• **What to produce**
Copy all lines below exactly as written. Leave pictures out.

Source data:
== == ==

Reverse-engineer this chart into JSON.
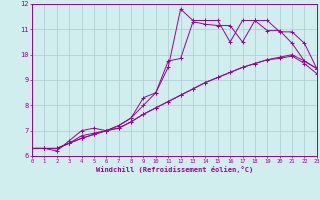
{
  "xlabel": "Windchill (Refroidissement éolien,°C)",
  "background_color": "#d0eeee",
  "line_color": "#990099",
  "grid_color": "#aacccc",
  "xlim": [
    0,
    23
  ],
  "ylim": [
    6,
    12
  ],
  "xticks": [
    0,
    1,
    2,
    3,
    4,
    5,
    6,
    7,
    8,
    9,
    10,
    11,
    12,
    13,
    14,
    15,
    16,
    17,
    18,
    19,
    20,
    21,
    22,
    23
  ],
  "yticks": [
    6,
    7,
    8,
    9,
    10,
    11,
    12
  ],
  "series1_x": [
    0,
    1,
    2,
    3,
    4,
    5,
    6,
    7,
    8,
    9,
    10,
    11,
    12,
    13,
    14,
    15,
    16,
    17,
    18,
    19,
    20,
    21,
    22,
    23
  ],
  "series1_y": [
    6.3,
    6.3,
    6.2,
    6.6,
    7.0,
    7.1,
    7.0,
    7.2,
    7.5,
    8.3,
    8.5,
    9.75,
    9.85,
    11.3,
    11.2,
    11.15,
    11.15,
    10.5,
    11.35,
    11.35,
    10.9,
    10.9,
    10.45,
    9.45
  ],
  "series2_x": [
    0,
    1,
    2,
    3,
    4,
    5,
    6,
    7,
    8,
    9,
    10,
    11,
    12,
    13,
    14,
    15,
    16,
    17,
    18,
    19,
    20,
    21,
    22,
    23
  ],
  "series2_y": [
    6.3,
    6.3,
    6.3,
    6.5,
    6.8,
    6.9,
    7.0,
    7.2,
    7.5,
    8.0,
    8.5,
    9.5,
    11.8,
    11.35,
    11.35,
    11.35,
    10.5,
    11.35,
    11.35,
    10.95,
    10.95,
    10.45,
    9.75,
    9.45
  ],
  "series3_x": [
    0,
    1,
    2,
    3,
    4,
    5,
    6,
    7,
    8,
    9,
    10,
    11,
    12,
    13,
    14,
    15,
    16,
    17,
    18,
    19,
    20,
    21,
    22,
    23
  ],
  "series3_y": [
    6.3,
    6.3,
    6.3,
    6.5,
    6.7,
    6.85,
    7.0,
    7.1,
    7.35,
    7.65,
    7.9,
    8.15,
    8.4,
    8.65,
    8.9,
    9.1,
    9.3,
    9.5,
    9.65,
    9.8,
    9.9,
    10.0,
    9.75,
    9.45
  ],
  "series4_x": [
    0,
    1,
    2,
    3,
    4,
    5,
    6,
    7,
    8,
    9,
    10,
    11,
    12,
    13,
    14,
    15,
    16,
    17,
    18,
    19,
    20,
    21,
    22,
    23
  ],
  "series4_y": [
    6.3,
    6.3,
    6.3,
    6.5,
    6.7,
    6.85,
    7.0,
    7.1,
    7.35,
    7.65,
    7.9,
    8.15,
    8.4,
    8.65,
    8.9,
    9.1,
    9.3,
    9.5,
    9.65,
    9.8,
    9.85,
    9.95,
    9.65,
    9.25
  ]
}
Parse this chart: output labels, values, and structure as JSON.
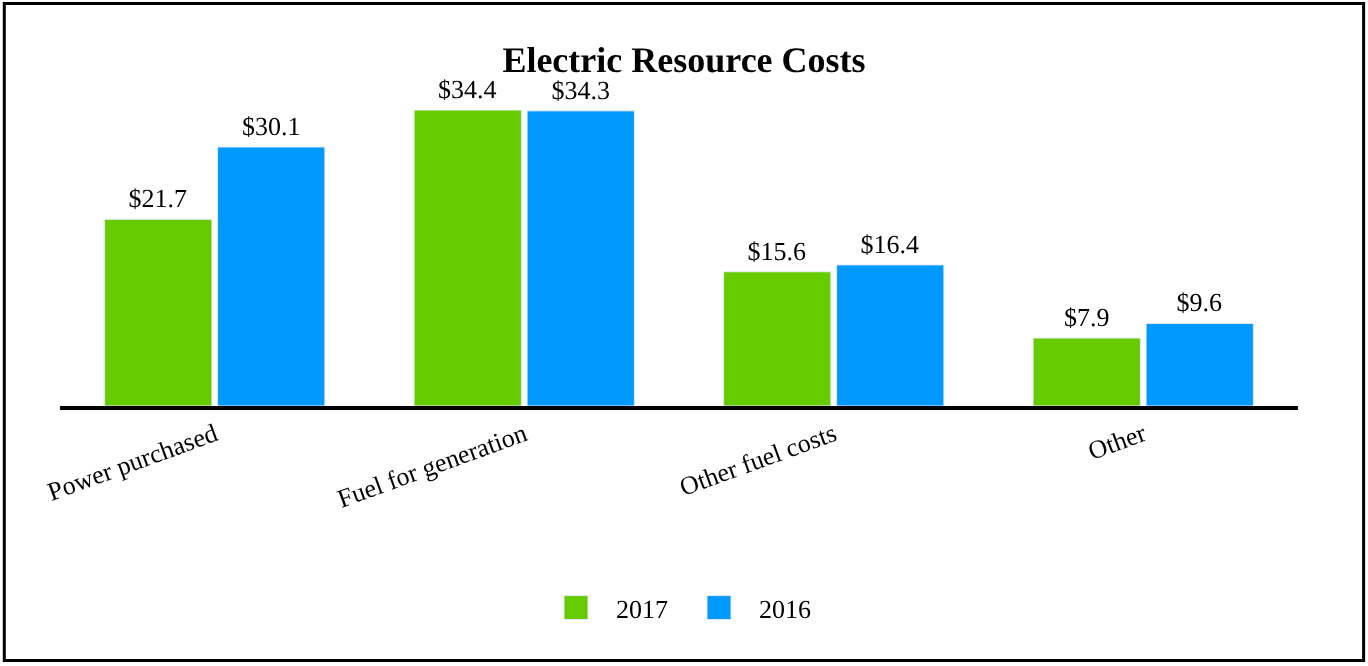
{
  "chart_data": {
    "type": "bar",
    "title": "Electric Resource Costs",
    "categories": [
      "Power purchased",
      "Fuel for generation",
      "Other fuel costs",
      "Other"
    ],
    "series": [
      {
        "name": "2017",
        "color": "#66cc00",
        "values": [
          21.7,
          34.4,
          15.6,
          7.9
        ],
        "value_labels": [
          "$21.7",
          "$34.4",
          "$15.6",
          "$7.9"
        ]
      },
      {
        "name": "2016",
        "color": "#0099ff",
        "values": [
          30.1,
          34.3,
          16.4,
          9.6
        ],
        "value_labels": [
          "$30.1",
          "$34.3",
          "$16.4",
          "$9.6"
        ]
      }
    ],
    "legend": "bottom"
  }
}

== == ==

• **The answer**
Reverse-engineer this chart into JSON.
{
  "xlabel": "Windchill (Refroidissement éolien,°C)",
  "background_color": "#d0eeee",
  "line_color": "#990099",
  "grid_color": "#aacccc",
  "xlim": [
    0,
    23
  ],
  "ylim": [
    6,
    12
  ],
  "xticks": [
    0,
    1,
    2,
    3,
    4,
    5,
    6,
    7,
    8,
    9,
    10,
    11,
    12,
    13,
    14,
    15,
    16,
    17,
    18,
    19,
    20,
    21,
    22,
    23
  ],
  "yticks": [
    6,
    7,
    8,
    9,
    10,
    11,
    12
  ],
  "series1_x": [
    0,
    1,
    2,
    3,
    4,
    5,
    6,
    7,
    8,
    9,
    10,
    11,
    12,
    13,
    14,
    15,
    16,
    17,
    18,
    19,
    20,
    21,
    22,
    23
  ],
  "series1_y": [
    6.3,
    6.3,
    6.2,
    6.6,
    7.0,
    7.1,
    7.0,
    7.2,
    7.5,
    8.3,
    8.5,
    9.75,
    9.85,
    11.3,
    11.2,
    11.15,
    11.15,
    10.5,
    11.35,
    11.35,
    10.9,
    10.9,
    10.45,
    9.45
  ],
  "series2_x": [
    0,
    1,
    2,
    3,
    4,
    5,
    6,
    7,
    8,
    9,
    10,
    11,
    12,
    13,
    14,
    15,
    16,
    17,
    18,
    19,
    20,
    21,
    22,
    23
  ],
  "series2_y": [
    6.3,
    6.3,
    6.3,
    6.5,
    6.8,
    6.9,
    7.0,
    7.2,
    7.5,
    8.0,
    8.5,
    9.5,
    11.8,
    11.35,
    11.35,
    11.35,
    10.5,
    11.35,
    11.35,
    10.95,
    10.95,
    10.45,
    9.75,
    9.45
  ],
  "series3_x": [
    0,
    1,
    2,
    3,
    4,
    5,
    6,
    7,
    8,
    9,
    10,
    11,
    12,
    13,
    14,
    15,
    16,
    17,
    18,
    19,
    20,
    21,
    22,
    23
  ],
  "series3_y": [
    6.3,
    6.3,
    6.3,
    6.5,
    6.7,
    6.85,
    7.0,
    7.1,
    7.35,
    7.65,
    7.9,
    8.15,
    8.4,
    8.65,
    8.9,
    9.1,
    9.3,
    9.5,
    9.65,
    9.8,
    9.9,
    10.0,
    9.75,
    9.45
  ],
  "series4_x": [
    0,
    1,
    2,
    3,
    4,
    5,
    6,
    7,
    8,
    9,
    10,
    11,
    12,
    13,
    14,
    15,
    16,
    17,
    18,
    19,
    20,
    21,
    22,
    23
  ],
  "series4_y": [
    6.3,
    6.3,
    6.3,
    6.5,
    6.7,
    6.85,
    7.0,
    7.1,
    7.35,
    7.65,
    7.9,
    8.15,
    8.4,
    8.65,
    8.9,
    9.1,
    9.3,
    9.5,
    9.65,
    9.8,
    9.85,
    9.95,
    9.65,
    9.25
  ]
}
Parse this chart: output labels, values, and structure as JSON.
{
  "chart_data": {
    "type": "bar",
    "title": "Electric Resource Costs",
    "categories": [
      "Power purchased",
      "Fuel for generation",
      "Other fuel costs",
      "Other"
    ],
    "series": [
      {
        "name": "2017",
        "color": "#66cc00",
        "values": [
          21.7,
          34.4,
          15.6,
          7.9
        ],
        "value_labels": [
          "$21.7",
          "$34.4",
          "$15.6",
          "$7.9"
        ]
      },
      {
        "name": "2016",
        "color": "#0099ff",
        "values": [
          30.1,
          34.3,
          16.4,
          9.6
        ],
        "value_labels": [
          "$30.1",
          "$34.3",
          "$16.4",
          "$9.6"
        ]
      }
    ],
    "legend": "bottom"
  }
}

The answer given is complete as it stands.